(Dataset excerpt)
• • • •

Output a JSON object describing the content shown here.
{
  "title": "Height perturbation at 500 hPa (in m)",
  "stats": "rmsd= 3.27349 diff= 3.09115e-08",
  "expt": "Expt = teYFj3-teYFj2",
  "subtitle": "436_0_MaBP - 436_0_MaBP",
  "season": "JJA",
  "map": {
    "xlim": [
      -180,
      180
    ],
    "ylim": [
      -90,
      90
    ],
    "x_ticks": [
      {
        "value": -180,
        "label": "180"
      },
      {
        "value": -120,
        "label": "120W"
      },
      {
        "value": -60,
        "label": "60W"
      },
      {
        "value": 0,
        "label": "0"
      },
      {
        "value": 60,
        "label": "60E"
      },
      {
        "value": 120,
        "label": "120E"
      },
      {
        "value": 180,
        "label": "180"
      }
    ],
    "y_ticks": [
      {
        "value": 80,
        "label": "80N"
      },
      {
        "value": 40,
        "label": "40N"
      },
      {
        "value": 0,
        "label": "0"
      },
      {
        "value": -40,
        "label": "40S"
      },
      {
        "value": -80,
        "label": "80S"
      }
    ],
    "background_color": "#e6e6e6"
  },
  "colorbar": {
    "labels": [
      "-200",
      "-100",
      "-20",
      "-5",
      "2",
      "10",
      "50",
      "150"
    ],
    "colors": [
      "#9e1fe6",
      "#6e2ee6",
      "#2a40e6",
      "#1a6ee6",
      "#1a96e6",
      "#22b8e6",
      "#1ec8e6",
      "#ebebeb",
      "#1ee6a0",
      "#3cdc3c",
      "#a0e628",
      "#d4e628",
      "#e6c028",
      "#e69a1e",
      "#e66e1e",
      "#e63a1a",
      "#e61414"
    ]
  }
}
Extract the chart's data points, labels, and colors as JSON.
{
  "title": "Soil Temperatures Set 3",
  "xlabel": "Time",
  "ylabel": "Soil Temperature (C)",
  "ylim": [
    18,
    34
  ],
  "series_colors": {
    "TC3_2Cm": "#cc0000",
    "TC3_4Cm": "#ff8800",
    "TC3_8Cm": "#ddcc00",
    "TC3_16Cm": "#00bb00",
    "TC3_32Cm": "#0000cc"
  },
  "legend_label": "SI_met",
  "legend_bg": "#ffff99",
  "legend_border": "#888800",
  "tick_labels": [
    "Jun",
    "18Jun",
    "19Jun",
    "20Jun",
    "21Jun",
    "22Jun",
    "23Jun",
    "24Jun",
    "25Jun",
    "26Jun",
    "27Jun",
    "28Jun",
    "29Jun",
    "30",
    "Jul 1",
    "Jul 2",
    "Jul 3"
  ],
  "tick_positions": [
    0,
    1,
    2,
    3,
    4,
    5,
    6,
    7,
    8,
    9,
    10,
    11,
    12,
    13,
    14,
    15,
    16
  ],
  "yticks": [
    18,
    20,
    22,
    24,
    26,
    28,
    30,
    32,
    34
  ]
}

• • • •

- [PROBLEM TO WORK ON] Gather every line from the listing above in which "value" appears, and copy those lines.

- [SOLUTION TO THIS EXERCISE]
        "value": -180,
        "value": -120,
        "value": -60,
        "value": 0,
        "value": 60,
        "value": 120,
        "value": 180,
        "value": 80,
        "value": 40,
        "value": 0,
        "value": -40,
        "value": -80,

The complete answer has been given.